*Extracted material:*
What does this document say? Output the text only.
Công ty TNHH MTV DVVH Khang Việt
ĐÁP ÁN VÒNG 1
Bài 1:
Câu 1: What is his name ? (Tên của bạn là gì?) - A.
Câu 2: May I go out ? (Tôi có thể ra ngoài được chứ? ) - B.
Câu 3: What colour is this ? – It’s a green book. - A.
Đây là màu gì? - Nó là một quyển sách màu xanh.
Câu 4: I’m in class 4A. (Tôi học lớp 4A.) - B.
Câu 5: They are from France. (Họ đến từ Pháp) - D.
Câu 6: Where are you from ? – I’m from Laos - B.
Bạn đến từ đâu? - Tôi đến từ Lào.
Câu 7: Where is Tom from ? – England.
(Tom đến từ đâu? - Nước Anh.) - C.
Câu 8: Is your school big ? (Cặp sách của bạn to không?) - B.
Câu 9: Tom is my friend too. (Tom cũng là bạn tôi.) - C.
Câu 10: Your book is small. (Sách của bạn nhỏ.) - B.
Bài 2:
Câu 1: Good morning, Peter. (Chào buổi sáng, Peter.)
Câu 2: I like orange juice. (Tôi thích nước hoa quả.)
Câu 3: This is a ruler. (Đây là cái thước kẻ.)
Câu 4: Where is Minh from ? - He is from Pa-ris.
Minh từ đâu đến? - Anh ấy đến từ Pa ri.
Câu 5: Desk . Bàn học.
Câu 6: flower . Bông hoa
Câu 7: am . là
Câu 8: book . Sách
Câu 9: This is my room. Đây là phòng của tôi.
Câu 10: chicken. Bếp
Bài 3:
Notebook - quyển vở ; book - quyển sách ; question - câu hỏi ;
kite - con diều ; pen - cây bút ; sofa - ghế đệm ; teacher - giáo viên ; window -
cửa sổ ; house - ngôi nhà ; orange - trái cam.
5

---

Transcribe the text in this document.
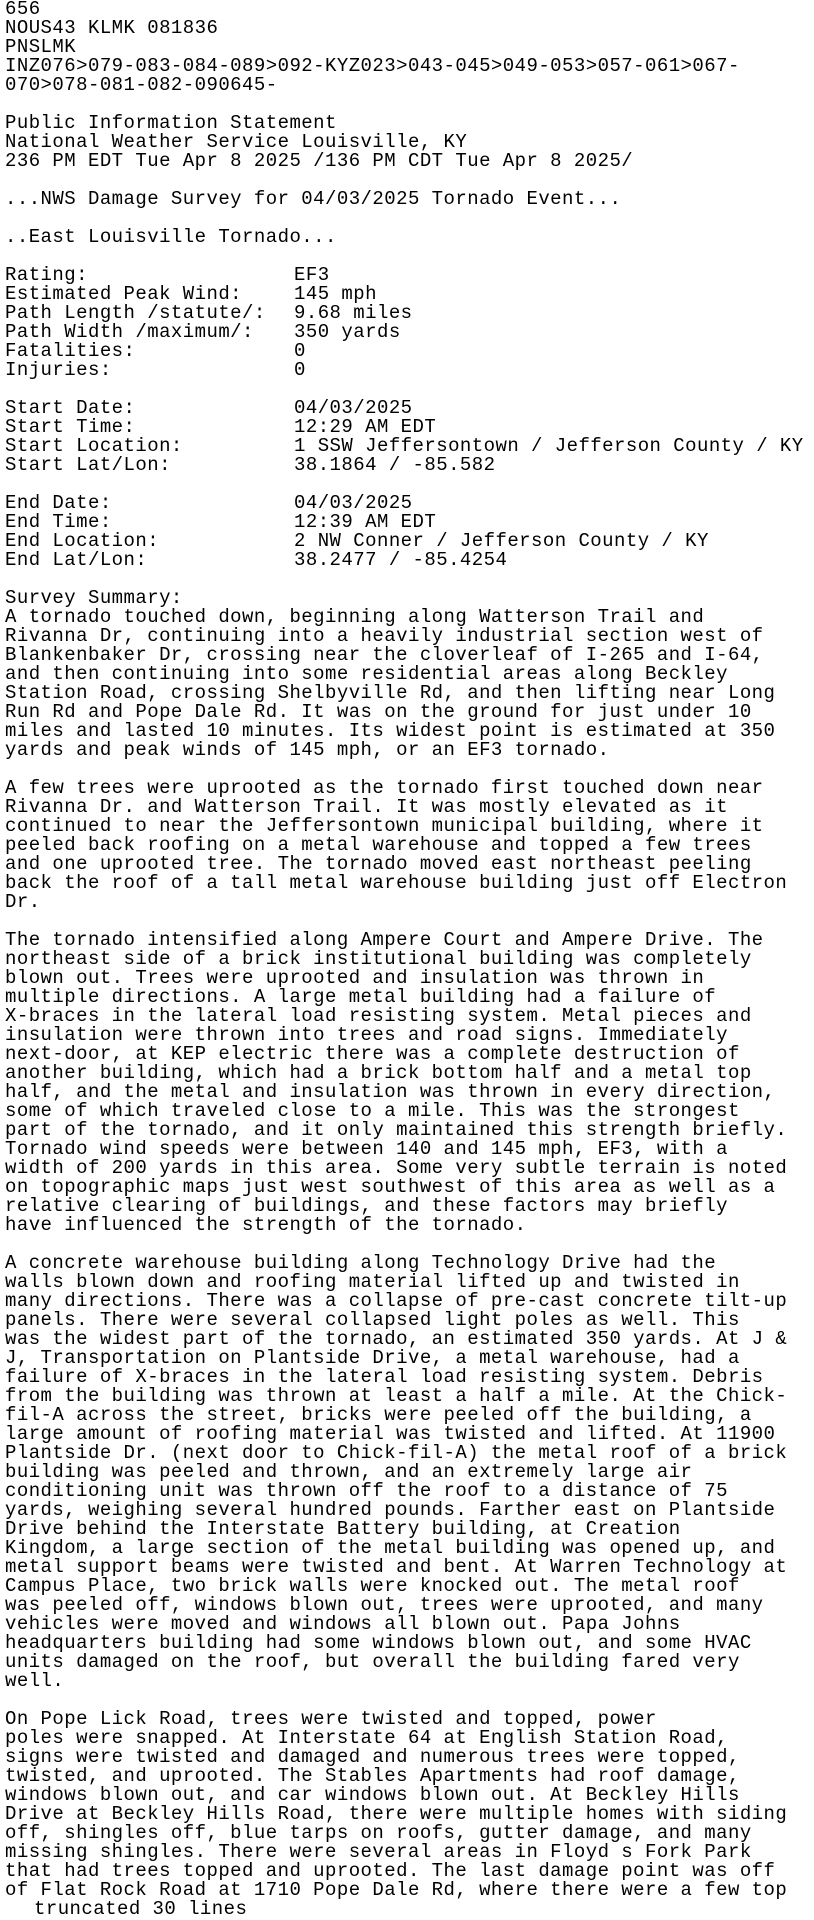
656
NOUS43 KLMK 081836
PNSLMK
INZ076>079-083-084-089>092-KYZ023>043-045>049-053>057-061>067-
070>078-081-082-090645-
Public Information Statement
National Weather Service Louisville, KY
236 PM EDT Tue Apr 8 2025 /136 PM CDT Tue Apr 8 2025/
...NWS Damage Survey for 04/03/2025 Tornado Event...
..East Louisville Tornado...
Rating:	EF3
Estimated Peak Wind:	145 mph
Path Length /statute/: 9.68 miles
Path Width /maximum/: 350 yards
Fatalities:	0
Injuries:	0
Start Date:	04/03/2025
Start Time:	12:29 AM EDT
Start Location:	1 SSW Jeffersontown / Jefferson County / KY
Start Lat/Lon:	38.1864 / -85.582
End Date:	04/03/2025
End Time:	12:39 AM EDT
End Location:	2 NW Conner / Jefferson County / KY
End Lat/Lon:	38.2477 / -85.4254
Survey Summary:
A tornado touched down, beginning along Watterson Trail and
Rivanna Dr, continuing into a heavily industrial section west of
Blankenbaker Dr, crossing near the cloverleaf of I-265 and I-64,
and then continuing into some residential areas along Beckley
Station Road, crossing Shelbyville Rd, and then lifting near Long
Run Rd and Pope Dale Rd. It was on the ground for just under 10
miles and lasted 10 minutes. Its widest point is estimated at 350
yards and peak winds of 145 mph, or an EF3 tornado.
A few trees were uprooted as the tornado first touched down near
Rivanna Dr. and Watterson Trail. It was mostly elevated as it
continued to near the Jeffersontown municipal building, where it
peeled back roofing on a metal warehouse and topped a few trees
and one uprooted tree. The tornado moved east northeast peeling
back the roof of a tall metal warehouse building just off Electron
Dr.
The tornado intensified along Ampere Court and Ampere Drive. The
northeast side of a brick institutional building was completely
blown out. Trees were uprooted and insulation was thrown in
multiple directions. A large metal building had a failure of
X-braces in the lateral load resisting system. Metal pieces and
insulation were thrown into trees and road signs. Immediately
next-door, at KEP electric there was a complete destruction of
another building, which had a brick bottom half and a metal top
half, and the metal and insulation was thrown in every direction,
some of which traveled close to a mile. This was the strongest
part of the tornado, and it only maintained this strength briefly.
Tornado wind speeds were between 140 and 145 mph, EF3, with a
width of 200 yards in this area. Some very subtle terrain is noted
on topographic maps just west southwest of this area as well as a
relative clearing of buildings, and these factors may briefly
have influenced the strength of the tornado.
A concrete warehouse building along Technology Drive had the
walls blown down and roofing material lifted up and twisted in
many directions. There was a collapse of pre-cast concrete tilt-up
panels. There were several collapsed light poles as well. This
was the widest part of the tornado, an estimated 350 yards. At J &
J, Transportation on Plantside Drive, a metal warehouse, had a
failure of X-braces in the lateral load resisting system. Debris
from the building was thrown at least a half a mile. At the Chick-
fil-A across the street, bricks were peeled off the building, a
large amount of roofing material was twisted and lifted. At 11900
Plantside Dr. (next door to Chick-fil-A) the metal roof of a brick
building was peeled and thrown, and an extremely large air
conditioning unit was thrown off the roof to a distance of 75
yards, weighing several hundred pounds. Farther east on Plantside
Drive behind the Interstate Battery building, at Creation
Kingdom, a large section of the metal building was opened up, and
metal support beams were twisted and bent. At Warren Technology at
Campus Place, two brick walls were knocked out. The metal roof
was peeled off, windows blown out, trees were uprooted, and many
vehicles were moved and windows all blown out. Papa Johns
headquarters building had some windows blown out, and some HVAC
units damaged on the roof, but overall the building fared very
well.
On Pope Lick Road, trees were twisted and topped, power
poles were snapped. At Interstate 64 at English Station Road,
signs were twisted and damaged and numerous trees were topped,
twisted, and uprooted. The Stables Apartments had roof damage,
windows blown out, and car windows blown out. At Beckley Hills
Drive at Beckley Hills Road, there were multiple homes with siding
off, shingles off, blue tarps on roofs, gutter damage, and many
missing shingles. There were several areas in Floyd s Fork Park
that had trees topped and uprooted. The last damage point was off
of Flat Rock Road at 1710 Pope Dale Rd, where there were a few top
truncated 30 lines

*Task:* Search the entries for the word "text" and gather every line where it appears.

*Result of this task:*
What does this document say? Output the text only.
Transcribe the text in this document.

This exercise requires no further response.